Reproduce the items verbatim, from the line containing "body-text: [121, 195, 443, 497]" through the line containing "text-line: 一方面又認真地要阿偉回想：「公司營運上有什麼問題？」以及: [121, 289, 438, 304]", both ends included.
<<<<
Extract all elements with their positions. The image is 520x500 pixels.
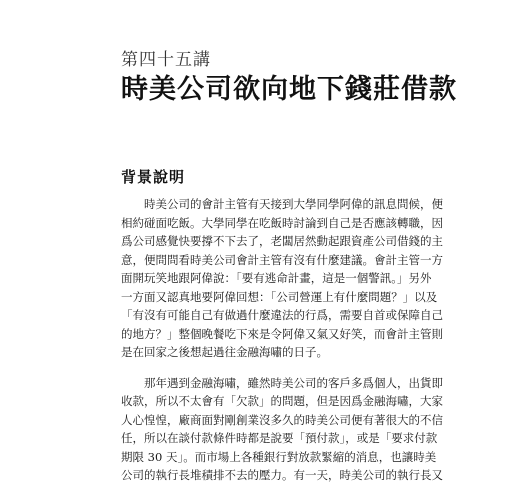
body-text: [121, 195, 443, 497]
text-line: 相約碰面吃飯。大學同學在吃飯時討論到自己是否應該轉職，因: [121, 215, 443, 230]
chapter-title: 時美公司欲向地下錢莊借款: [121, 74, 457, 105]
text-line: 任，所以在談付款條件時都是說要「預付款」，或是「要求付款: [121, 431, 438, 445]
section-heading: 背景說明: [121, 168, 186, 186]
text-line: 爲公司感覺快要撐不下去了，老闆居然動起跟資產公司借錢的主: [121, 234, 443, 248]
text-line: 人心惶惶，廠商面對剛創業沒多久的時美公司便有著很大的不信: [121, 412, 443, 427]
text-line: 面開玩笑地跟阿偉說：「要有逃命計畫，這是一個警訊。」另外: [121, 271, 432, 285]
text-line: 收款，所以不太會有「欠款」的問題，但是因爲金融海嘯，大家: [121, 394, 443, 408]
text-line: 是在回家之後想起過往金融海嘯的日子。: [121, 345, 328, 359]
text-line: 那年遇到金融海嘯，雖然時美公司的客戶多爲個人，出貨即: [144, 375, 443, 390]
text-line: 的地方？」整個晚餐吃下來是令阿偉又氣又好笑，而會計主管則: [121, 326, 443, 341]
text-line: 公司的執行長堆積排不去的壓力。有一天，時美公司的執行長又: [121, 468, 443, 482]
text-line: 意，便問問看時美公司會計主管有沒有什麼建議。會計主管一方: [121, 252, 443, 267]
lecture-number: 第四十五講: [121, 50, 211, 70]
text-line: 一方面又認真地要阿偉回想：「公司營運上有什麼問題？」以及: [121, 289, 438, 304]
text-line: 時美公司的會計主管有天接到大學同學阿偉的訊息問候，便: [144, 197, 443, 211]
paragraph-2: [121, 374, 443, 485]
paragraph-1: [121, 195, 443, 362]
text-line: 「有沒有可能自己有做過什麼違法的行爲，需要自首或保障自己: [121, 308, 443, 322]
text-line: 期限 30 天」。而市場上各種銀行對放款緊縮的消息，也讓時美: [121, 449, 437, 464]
>>>>
<<<<
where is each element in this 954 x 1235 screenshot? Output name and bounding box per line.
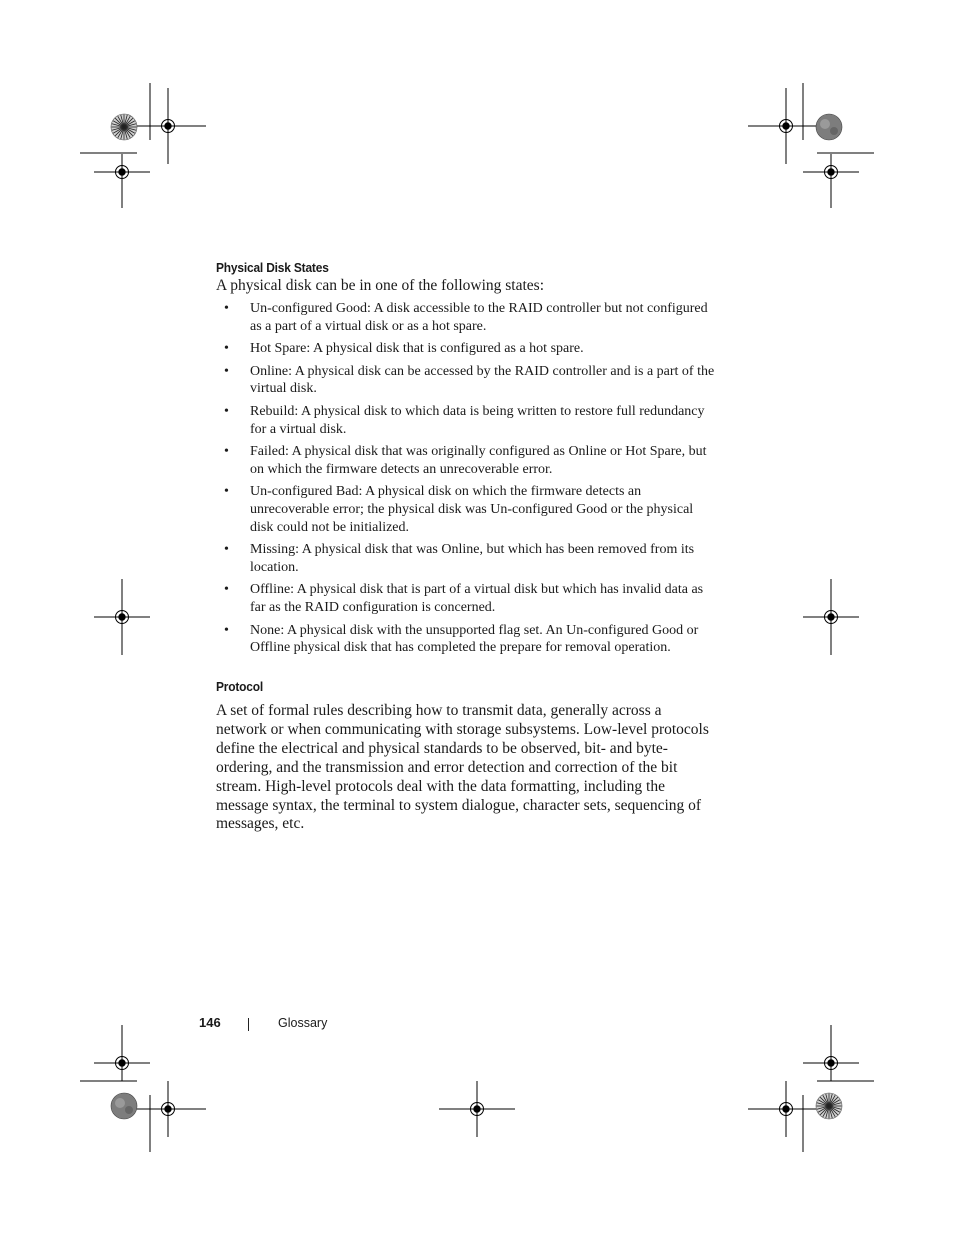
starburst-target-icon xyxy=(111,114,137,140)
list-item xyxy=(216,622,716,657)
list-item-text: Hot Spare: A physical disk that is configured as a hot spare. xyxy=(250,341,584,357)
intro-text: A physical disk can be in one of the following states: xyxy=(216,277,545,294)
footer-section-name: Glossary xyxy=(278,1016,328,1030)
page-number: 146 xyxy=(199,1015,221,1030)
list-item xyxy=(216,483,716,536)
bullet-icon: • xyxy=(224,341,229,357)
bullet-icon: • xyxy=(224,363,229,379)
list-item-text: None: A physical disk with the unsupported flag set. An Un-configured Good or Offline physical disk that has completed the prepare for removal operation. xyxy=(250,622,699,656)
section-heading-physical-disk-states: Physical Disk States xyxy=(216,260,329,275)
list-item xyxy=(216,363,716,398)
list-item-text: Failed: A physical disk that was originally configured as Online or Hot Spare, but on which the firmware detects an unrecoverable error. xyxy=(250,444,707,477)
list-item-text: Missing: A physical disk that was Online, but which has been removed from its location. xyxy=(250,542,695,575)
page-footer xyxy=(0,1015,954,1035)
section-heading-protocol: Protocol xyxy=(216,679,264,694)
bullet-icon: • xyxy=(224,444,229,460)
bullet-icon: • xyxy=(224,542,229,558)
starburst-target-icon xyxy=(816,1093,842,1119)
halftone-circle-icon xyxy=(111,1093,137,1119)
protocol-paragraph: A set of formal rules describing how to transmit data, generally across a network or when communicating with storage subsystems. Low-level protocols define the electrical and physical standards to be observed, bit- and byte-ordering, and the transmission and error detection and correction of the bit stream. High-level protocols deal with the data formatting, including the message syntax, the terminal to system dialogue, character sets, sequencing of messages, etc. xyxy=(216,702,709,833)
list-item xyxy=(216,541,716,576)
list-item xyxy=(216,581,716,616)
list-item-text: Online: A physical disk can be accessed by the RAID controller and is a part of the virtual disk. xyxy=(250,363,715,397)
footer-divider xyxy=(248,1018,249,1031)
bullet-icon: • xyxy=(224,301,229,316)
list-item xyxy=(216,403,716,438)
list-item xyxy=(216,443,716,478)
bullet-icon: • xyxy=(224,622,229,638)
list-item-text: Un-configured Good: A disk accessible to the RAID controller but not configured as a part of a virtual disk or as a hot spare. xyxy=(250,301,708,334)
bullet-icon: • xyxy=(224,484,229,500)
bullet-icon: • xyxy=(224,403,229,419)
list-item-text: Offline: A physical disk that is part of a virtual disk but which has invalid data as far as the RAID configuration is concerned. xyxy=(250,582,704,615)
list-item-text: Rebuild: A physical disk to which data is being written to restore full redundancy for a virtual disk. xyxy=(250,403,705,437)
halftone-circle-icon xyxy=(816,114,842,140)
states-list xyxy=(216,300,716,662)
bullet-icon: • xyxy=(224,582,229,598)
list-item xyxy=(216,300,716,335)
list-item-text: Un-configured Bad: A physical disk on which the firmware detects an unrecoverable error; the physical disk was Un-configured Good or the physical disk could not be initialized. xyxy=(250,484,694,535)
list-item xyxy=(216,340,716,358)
>>>>
## Solution for this task
body-text: [121, 195, 443, 497]
text-line: 相約碰面吃飯。大學同學在吃飯時討論到自己是否應該轉職，因: [121, 215, 443, 230]
chapter-title: 時美公司欲向地下錢莊借款: [121, 74, 457, 105]
text-line: 任，所以在談付款條件時都是說要「預付款」，或是「要求付款: [121, 431, 438, 445]
section-heading: 背景說明: [121, 168, 186, 186]
text-line: 爲公司感覺快要撐不下去了，老闆居然動起跟資產公司借錢的主: [121, 234, 443, 248]
text-line: 人心惶惶，廠商面對剛創業沒多久的時美公司便有著很大的不信: [121, 412, 443, 427]
text-line: 面開玩笑地跟阿偉說：「要有逃命計畫，這是一個警訊。」另外: [121, 271, 432, 285]
text-line: 收款，所以不太會有「欠款」的問題，但是因爲金融海嘯，大家: [121, 394, 443, 408]
text-line: 是在回家之後想起過往金融海嘯的日子。: [121, 345, 328, 359]
text-line: 那年遇到金融海嘯，雖然時美公司的客戶多爲個人，出貨即: [144, 375, 443, 390]
text-line: 的地方？」整個晚餐吃下來是令阿偉又氣又好笑，而會計主管則: [121, 326, 443, 341]
text-line: 公司的執行長堆積排不去的壓力。有一天，時美公司的執行長又: [121, 468, 443, 482]
text-line: 意，便問問看時美公司會計主管有沒有什麼建議。會計主管一方: [121, 252, 443, 267]
lecture-number: 第四十五講: [121, 50, 211, 70]
text-line: 一方面又認真地要阿偉回想：「公司營運上有什麼問題？」以及: [121, 289, 438, 304]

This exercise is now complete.